→ **Materials provided**:
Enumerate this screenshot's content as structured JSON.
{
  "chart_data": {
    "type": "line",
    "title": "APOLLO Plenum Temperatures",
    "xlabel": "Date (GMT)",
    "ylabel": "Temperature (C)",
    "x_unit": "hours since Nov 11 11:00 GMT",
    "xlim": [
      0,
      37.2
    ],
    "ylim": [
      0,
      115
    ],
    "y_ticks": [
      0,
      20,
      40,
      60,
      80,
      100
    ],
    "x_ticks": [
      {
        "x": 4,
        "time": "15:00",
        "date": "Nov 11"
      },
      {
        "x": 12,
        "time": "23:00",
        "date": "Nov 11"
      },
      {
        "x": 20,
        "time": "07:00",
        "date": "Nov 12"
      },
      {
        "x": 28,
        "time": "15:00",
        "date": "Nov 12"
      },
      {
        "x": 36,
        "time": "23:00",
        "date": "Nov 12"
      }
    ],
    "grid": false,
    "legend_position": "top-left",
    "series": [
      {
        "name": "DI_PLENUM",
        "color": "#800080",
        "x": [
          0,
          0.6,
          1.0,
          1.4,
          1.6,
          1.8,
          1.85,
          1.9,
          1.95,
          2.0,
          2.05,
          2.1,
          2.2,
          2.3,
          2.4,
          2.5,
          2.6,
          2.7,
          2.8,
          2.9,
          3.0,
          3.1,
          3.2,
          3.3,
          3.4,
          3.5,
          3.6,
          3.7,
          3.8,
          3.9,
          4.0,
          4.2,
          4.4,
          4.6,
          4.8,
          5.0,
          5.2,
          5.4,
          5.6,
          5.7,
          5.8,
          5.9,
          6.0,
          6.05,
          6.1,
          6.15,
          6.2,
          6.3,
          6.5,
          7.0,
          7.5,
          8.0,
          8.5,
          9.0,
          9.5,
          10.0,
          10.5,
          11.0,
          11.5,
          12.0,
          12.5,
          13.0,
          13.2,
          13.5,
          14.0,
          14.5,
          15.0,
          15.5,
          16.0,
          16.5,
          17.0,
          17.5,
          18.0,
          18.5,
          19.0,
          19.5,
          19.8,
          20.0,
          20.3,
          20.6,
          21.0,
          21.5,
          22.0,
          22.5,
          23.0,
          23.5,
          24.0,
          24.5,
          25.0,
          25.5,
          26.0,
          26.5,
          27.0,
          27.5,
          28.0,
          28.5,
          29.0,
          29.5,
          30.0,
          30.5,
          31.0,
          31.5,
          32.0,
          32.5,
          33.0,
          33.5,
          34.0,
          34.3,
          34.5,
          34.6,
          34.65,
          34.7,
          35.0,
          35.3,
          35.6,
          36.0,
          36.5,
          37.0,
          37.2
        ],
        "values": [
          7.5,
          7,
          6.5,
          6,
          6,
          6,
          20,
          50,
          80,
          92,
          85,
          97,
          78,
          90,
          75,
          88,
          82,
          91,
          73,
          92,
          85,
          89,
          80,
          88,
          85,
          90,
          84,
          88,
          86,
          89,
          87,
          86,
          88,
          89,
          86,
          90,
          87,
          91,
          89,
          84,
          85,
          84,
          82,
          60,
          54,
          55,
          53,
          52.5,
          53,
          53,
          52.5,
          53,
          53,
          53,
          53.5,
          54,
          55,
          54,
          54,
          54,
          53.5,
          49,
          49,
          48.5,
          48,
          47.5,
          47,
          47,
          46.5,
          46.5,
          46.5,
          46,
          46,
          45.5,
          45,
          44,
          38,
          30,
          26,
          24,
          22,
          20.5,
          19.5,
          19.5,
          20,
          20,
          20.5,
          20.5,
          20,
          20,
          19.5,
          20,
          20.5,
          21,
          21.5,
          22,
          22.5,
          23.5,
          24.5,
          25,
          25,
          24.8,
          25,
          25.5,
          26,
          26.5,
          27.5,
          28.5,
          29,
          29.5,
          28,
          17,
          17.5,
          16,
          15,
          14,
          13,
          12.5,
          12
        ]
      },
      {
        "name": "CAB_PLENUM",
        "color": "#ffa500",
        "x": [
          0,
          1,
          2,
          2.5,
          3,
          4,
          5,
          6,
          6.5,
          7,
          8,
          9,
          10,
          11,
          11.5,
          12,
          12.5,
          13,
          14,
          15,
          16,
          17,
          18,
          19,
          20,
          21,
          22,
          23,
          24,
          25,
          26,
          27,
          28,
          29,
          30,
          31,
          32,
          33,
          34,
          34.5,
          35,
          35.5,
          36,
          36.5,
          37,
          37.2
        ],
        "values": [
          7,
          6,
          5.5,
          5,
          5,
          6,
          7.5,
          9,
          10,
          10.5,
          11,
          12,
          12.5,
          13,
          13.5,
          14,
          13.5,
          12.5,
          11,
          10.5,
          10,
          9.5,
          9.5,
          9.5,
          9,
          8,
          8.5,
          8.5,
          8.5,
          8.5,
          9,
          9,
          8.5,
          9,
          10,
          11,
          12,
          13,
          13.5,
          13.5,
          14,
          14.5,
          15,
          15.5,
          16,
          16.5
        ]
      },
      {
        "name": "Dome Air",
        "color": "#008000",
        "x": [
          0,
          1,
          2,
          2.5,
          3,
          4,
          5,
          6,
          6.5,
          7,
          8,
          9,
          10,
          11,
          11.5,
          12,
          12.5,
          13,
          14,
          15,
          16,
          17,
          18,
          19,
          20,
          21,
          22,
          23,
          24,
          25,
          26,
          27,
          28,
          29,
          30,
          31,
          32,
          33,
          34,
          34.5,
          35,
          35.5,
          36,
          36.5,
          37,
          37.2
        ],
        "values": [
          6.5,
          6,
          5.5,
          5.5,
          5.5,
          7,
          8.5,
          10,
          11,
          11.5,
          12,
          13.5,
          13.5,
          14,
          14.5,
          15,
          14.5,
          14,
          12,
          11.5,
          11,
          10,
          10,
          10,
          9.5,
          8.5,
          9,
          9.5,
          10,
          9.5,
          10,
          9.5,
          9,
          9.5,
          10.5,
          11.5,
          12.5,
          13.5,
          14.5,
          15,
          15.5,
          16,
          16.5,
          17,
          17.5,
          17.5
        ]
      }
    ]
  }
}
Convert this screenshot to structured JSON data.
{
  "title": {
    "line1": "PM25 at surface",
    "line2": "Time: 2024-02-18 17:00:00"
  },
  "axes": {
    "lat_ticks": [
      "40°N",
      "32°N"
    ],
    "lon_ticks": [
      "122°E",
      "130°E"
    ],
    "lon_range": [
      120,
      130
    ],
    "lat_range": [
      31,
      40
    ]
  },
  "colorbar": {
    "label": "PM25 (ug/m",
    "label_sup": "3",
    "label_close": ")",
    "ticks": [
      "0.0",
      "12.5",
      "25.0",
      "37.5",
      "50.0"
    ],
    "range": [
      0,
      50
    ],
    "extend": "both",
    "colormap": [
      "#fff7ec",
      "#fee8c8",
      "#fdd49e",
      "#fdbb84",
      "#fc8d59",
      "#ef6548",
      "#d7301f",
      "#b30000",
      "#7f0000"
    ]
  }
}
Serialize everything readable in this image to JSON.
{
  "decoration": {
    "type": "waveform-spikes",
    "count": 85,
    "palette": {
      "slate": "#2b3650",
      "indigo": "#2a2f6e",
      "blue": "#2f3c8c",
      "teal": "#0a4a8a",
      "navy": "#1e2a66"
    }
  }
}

→ **Directions for this task**:
Copy each line of the listing in which the word "structured" can be found.

→ **Exercise solution**:
Enumerate this screenshot's content as structured JSON.
Convert this screenshot to structured JSON data.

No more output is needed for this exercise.